_Work required_
Return the listing below verbatim. Pictures do not belong in the copy.
++++++++
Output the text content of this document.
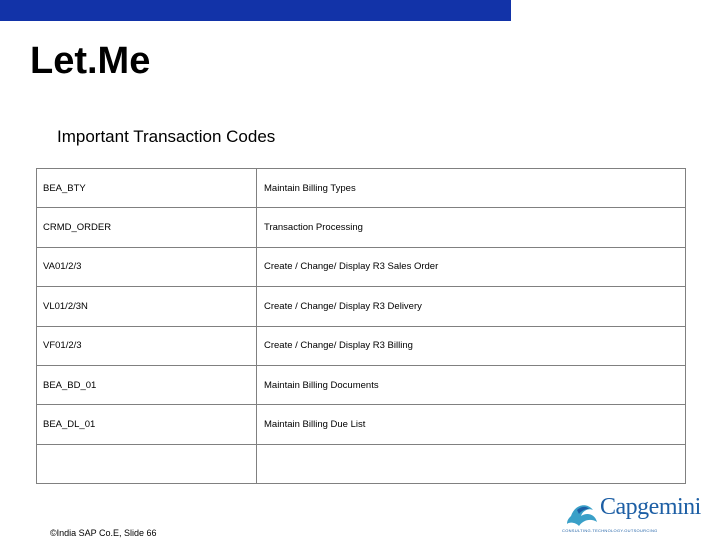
Let.Me
Important Transaction Codes
BEA_BTY	Maintain Billing Types
CRMD_ORDER	Transaction Processing
VA01/2/3	Create / Change/ Display R3 Sales Order
VL01/2/3N	Create / Change/ Display R3 Delivery
VF01/2/3	Create / Change/ Display R3 Billing
BEA_BD_01	Maintain Billing Documents
BEA_DL_01	Maintain Billing Due List

©India SAP Co.E, Slide 66
Capgemini
CONSULTING.TECHNOLOGY.OUTSOURCING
++++++++
_Final result_
Output the text content of this document.
Let.Me
Important Transaction Codes
BEA_BTY	Maintain Billing Types
CRMD_ORDER	Transaction Processing
VA01/2/3	Create / Change/ Display R3 Sales Order
VL01/2/3N	Create / Change/ Display R3 Delivery
VF01/2/3	Create / Change/ Display R3 Billing
BEA_BD_01	Maintain Billing Documents
BEA_DL_01	Maintain Billing Due List

©India SAP Co.E, Slide 66
Capgemini
CONSULTING.TECHNOLOGY.OUTSOURCING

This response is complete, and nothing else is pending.